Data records
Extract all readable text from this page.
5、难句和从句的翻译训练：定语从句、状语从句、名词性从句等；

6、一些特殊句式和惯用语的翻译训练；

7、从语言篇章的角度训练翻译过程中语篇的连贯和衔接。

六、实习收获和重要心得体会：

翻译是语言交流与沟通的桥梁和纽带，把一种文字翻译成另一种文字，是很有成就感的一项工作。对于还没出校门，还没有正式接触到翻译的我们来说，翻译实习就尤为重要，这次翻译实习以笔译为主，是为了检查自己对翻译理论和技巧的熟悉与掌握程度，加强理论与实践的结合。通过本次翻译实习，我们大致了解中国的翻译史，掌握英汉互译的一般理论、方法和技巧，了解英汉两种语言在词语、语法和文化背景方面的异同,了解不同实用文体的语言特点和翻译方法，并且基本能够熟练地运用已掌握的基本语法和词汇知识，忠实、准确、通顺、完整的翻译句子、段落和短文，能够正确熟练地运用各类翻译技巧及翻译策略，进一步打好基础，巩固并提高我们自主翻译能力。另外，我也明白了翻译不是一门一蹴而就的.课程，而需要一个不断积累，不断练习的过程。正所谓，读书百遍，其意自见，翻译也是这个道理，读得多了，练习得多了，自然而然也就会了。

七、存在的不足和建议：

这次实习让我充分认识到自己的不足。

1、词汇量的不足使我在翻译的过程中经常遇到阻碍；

■ **TASK INSTRUCTIONS**: Output all records verbatim.

■ **REPLY**:
Extract all readable text from this page.
5、难句和从句的翻译训练：定语从句、状语从句、名词性从句等；

6、一些特殊句式和惯用语的翻译训练；

7、从语言篇章的角度训练翻译过程中语篇的连贯和衔接。

六、实习收获和重要心得体会：

翻译是语言交流与沟通的桥梁和纽带，把一种文字翻译成另一种文字，是很有成就感的一项工作。对于还没出校门，还没有正式接触到翻译的我们来说，翻译实习就尤为重要，这次翻译实习以笔译为主，是为了检查自己对翻译理论和技巧的熟悉与掌握程度，加强理论与实践的结合。通过本次翻译实习，我们大致了解中国的翻译史，掌握英汉互译的一般理论、方法和技巧，了解英汉两种语言在词语、语法和文化背景方面的异同,了解不同实用文体的语言特点和翻译方法，并且基本能够熟练地运用已掌握的基本语法和词汇知识，忠实、准确、通顺、完整的翻译句子、段落和短文，能够正确熟练地运用各类翻译技巧及翻译策略，进一步打好基础，巩固并提高我们自主翻译能力。另外，我也明白了翻译不是一门一蹴而就的.课程，而需要一个不断积累，不断练习的过程。正所谓，读书百遍，其意自见，翻译也是这个道理，读得多了，练习得多了，自然而然也就会了。

七、存在的不足和建议：

这次实习让我充分认识到自己的不足。

1、词汇量的不足使我在翻译的过程中经常遇到阻碍；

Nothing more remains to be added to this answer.